DO THIS: Rewrite the items from the first line through the line holding "table-cell: 8 fl oz", both included, replacing "gal" with "gallon" and leaving everything else unchanged.

● ● ● ● ●

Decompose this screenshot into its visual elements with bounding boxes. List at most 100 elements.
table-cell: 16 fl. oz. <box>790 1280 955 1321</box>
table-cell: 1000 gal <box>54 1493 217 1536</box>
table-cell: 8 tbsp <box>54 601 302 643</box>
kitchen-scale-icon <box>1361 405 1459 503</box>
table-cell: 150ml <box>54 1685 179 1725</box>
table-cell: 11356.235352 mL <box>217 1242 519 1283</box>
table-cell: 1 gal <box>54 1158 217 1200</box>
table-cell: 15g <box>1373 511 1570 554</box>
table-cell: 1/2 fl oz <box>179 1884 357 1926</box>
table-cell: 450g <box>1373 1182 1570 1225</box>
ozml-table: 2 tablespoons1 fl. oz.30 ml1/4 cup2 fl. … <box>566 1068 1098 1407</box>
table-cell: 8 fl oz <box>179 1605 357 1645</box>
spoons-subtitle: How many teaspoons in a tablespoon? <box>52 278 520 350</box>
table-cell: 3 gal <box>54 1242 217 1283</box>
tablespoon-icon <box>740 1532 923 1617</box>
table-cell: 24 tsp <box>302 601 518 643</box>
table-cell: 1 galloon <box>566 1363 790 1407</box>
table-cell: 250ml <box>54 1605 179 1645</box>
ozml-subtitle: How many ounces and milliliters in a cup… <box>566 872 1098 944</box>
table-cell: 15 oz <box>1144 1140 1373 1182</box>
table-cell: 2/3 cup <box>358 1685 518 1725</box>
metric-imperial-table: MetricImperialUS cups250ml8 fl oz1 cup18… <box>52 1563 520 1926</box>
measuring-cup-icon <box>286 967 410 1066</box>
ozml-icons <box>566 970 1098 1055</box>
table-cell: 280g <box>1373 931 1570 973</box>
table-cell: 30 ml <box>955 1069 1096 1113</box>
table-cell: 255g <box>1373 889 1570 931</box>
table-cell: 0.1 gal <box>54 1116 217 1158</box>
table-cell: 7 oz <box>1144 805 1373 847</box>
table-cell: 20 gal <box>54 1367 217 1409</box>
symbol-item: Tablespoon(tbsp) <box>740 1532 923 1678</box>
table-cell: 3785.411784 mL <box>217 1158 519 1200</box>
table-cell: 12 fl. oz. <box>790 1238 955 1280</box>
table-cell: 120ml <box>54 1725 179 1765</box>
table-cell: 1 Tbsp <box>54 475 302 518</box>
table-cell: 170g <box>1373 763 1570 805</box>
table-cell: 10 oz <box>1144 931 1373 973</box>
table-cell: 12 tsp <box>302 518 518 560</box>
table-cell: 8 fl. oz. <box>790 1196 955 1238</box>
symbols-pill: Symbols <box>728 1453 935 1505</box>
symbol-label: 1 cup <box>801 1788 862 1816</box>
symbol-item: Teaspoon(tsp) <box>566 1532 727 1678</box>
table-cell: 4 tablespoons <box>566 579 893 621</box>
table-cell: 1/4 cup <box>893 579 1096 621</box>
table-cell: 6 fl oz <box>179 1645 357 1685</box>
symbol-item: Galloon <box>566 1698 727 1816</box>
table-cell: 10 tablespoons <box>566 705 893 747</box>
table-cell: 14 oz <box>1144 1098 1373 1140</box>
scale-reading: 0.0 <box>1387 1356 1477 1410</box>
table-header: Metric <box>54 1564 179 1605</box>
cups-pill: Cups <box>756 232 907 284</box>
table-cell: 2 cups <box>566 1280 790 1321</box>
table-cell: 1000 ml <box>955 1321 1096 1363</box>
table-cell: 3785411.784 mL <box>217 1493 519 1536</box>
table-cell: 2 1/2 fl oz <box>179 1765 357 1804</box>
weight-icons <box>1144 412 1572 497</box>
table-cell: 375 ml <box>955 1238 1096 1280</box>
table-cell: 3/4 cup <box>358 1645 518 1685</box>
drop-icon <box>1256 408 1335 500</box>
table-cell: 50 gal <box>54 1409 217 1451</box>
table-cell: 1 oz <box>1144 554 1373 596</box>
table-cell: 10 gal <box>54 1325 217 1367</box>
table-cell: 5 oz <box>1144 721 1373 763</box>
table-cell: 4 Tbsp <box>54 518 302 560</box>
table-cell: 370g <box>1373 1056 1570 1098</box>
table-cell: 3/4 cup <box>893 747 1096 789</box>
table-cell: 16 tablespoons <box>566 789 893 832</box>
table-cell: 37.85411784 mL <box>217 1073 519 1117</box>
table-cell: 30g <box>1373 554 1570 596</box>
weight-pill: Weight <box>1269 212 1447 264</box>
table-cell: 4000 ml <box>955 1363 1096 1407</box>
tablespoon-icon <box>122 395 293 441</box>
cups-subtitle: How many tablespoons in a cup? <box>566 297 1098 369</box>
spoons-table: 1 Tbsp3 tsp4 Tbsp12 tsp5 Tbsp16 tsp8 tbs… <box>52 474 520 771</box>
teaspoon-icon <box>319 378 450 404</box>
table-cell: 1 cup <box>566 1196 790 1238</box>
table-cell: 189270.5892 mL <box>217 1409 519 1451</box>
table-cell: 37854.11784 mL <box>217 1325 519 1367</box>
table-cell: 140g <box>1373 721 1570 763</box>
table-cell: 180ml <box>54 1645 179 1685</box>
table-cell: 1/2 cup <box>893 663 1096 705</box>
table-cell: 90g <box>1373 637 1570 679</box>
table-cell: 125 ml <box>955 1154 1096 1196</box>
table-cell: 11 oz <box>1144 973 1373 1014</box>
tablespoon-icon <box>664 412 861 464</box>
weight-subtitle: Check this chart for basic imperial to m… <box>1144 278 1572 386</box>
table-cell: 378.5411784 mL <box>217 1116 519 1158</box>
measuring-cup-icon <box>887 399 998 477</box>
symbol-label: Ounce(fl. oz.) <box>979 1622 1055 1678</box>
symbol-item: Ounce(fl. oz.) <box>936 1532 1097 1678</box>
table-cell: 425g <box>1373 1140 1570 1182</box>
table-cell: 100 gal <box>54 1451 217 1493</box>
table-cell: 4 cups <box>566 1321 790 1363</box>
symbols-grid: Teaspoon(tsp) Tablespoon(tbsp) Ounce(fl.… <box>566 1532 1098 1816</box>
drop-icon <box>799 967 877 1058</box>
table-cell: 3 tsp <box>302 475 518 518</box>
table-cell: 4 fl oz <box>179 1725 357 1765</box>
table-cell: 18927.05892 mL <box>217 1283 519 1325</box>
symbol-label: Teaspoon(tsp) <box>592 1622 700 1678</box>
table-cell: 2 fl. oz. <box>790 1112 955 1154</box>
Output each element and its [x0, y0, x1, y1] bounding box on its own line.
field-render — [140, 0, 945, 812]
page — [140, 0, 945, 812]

● ● ● ● ●

TASK ANSWER:
Decompose this screenshot into its visual elements with bounding boxes. List at most 100 elements.
table-cell: 16 fl. oz. <box>790 1280 955 1321</box>
table-cell: 1000 gallon <box>54 1493 217 1536</box>
table-cell: 8 tbsp <box>54 601 302 643</box>
kitchen-scale-icon <box>1361 405 1459 503</box>
table-cell: 150ml <box>54 1685 179 1725</box>
table-cell: 11356.235352 mL <box>217 1242 519 1283</box>
table-cell: 1 gallon <box>54 1158 217 1200</box>
table-cell: 15g <box>1373 511 1570 554</box>
table-cell: 1/2 fl oz <box>179 1884 357 1926</box>
table-cell: 450g <box>1373 1182 1570 1225</box>
ozml-table: 2 tablespoons1 fl. oz.30 ml1/4 cup2 fl. … <box>566 1068 1098 1407</box>
table-cell: 8 fl oz <box>179 1605 357 1645</box>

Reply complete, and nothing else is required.